**DESCRIPTION OF THE TASK**:
In the registry reference, where are all registries registered as singletons?

** STUDY TEXT follows **

Registries are the heart of the module system: through them a module announces its capabilities without touching the core. This page is a look-up reference — you do not need to read it cover to cover; jump to whichever registry you need right now.
All extension registries extend App\Services\Extension\ExtensionRegistry (or follow its pattern). The base class provides:
abstract class ExtensionRegistry
{
protected array $items = [];
public function register(string $slug, mixed $entry): void; // add entry (warns on overwrite)
public function resolve(string $slug): mixed; // get entry or null
public function all(): array; // get all entries
public function has(string $slug): bool; // check existence
public function remove(string $slug): void; // unregister
}
All registries are registered as singletons in AppServiceProvider. Resolve them from the container:
$registry = app(NavigationRegistry::class);
// or via constructor injection in your ServiceProvider
NavigationRegistry
Class: App\Services\Extension\NavigationRegistry
Manages the admin sidebar navigation.
Methods
// Add a navigation group (section header)
addGroup(string $key, string $label, int $order = 100): void
// Get all groups sorted by order
getGroups(): array
// Add a navigation item
addItem(
string $group, // group key (e.g. 'system', 'stammdaten')
string $slug, // unique item identifier
string $label, // display text
string $route, // Laravel named route
string $icon, // RAW SVG path geometry (d= content), '||'-separated for
// multi-path icons — NOT a 'heroicon-o-*' name.
// See 10-NAVIGATION-DASHBOARD.md "Icon format".
int $order = 100, // sort order within group
?string $permission = null, // required permission slug
?string $routeCheck = null, // route name; item is hidden unless Route::has() — set this!

** End of STUDY TEXT **
** RECORD SET follows **

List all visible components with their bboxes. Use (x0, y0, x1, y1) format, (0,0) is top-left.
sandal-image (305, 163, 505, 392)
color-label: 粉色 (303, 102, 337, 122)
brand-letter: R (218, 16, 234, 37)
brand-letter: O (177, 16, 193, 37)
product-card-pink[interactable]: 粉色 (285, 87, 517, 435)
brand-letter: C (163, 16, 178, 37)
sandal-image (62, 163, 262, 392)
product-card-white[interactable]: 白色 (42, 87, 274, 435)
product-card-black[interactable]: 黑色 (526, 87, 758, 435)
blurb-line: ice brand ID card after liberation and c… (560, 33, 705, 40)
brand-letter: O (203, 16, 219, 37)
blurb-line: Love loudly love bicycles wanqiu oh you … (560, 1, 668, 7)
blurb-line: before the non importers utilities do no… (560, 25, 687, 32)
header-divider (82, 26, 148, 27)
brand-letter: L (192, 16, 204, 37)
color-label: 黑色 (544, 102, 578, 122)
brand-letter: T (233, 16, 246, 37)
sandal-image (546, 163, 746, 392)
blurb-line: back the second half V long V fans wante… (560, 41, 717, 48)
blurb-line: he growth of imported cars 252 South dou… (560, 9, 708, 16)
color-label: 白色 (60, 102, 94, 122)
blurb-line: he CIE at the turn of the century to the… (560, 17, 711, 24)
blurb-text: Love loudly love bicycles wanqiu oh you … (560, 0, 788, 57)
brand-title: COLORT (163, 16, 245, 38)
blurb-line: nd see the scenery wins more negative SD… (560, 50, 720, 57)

** End of RECORD SET **

**EXERCISE ANSWER**:
In AppServiceProvider.